### Objective:
Set out every line bearing the string "title".

** start **

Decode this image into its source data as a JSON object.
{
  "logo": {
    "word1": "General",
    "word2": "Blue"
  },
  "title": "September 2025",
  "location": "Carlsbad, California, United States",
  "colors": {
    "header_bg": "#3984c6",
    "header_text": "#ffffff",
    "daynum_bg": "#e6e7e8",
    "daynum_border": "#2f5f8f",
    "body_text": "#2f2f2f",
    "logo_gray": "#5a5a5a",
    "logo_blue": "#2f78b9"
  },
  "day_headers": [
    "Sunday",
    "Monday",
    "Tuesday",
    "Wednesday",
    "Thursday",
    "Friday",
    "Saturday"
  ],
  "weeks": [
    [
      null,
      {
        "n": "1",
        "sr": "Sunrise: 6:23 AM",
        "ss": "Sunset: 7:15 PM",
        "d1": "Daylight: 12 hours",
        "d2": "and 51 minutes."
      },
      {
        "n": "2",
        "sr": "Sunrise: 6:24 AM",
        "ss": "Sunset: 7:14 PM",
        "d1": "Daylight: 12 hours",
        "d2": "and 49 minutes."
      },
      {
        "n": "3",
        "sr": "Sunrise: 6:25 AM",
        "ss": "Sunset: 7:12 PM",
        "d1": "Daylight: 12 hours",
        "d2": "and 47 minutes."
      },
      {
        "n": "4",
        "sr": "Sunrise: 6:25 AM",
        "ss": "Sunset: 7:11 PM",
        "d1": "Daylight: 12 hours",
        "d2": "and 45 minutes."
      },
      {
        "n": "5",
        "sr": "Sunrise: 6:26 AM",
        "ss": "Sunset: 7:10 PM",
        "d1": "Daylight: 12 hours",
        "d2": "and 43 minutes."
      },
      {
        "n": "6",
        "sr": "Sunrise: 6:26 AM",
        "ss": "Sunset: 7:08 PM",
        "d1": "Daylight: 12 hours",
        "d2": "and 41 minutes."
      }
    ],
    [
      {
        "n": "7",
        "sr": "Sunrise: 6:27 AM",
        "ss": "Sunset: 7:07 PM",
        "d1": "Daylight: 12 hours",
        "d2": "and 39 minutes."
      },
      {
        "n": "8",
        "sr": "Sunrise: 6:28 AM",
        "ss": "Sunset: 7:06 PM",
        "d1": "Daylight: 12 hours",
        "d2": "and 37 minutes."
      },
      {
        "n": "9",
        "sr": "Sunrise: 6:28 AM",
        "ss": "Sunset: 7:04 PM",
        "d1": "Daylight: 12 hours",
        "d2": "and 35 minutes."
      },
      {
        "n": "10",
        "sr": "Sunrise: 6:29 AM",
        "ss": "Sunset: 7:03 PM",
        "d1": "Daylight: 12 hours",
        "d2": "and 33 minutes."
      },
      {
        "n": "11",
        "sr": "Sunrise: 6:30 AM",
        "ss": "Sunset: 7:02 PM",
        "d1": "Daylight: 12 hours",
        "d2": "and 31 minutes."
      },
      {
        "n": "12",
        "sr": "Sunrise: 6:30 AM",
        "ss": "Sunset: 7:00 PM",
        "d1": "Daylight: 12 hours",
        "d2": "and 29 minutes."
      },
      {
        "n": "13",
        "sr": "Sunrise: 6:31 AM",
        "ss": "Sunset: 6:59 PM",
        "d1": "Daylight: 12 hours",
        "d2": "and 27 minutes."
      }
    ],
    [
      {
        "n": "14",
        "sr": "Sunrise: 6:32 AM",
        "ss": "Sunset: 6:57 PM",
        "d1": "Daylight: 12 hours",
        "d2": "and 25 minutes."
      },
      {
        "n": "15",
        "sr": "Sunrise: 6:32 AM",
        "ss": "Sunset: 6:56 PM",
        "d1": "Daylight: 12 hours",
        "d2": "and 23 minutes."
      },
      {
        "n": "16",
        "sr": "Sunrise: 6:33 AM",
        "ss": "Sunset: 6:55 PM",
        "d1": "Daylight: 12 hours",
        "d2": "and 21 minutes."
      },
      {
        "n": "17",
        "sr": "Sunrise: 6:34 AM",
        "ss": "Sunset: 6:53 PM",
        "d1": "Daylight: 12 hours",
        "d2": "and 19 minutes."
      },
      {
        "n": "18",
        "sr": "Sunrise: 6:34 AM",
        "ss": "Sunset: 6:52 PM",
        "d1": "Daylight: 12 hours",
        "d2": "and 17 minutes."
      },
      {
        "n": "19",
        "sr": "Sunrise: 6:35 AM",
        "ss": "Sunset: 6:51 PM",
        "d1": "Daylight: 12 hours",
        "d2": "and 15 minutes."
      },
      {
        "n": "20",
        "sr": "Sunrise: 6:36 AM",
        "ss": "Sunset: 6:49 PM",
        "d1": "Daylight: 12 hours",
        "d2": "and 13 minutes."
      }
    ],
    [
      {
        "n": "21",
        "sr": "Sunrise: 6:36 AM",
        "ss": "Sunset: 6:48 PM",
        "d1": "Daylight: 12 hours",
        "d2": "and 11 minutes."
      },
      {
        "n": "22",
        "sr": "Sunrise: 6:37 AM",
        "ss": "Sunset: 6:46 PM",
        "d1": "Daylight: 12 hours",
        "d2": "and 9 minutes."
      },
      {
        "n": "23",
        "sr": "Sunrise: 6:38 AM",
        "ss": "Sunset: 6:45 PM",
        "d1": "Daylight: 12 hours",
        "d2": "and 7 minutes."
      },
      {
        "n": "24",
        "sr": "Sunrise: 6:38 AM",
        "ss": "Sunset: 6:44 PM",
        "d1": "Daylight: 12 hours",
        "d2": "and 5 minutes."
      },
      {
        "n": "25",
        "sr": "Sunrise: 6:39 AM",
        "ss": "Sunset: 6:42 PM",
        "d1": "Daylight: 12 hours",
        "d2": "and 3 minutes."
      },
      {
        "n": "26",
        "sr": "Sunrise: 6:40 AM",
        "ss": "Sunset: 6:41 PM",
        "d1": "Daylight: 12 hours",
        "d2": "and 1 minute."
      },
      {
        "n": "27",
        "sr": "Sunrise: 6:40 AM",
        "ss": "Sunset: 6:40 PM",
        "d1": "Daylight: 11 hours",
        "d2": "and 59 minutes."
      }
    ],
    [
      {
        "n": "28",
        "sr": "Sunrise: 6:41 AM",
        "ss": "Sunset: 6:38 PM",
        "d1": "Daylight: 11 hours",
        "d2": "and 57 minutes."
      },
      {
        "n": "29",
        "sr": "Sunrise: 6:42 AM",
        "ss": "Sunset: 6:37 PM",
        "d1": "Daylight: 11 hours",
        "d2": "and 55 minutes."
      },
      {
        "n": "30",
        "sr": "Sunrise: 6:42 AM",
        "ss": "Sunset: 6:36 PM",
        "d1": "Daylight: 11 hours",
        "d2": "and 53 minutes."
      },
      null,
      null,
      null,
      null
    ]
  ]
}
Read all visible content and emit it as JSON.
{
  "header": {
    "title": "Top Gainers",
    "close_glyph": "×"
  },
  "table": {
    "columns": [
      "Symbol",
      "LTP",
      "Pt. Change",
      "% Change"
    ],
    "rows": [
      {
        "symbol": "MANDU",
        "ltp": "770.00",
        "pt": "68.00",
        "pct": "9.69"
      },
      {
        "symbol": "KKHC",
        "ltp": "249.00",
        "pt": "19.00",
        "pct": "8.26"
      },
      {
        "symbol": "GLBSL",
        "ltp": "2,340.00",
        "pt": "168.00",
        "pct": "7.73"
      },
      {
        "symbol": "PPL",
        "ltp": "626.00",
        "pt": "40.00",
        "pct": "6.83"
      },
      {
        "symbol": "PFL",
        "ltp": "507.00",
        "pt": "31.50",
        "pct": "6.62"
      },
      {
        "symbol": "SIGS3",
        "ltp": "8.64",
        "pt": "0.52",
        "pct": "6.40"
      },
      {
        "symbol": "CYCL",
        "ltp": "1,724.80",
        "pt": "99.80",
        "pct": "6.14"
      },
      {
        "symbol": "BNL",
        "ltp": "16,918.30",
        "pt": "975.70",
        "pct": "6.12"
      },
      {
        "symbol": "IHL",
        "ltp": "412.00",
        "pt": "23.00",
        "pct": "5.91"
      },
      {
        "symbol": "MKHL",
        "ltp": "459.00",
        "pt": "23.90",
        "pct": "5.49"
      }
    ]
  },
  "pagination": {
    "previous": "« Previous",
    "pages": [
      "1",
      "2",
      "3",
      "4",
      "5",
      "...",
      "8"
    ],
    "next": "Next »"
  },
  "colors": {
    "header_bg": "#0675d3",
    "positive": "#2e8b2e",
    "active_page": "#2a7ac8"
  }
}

** end **

### Answer for the task:
  "title": "September 2025",
    "title": "Top Gainers",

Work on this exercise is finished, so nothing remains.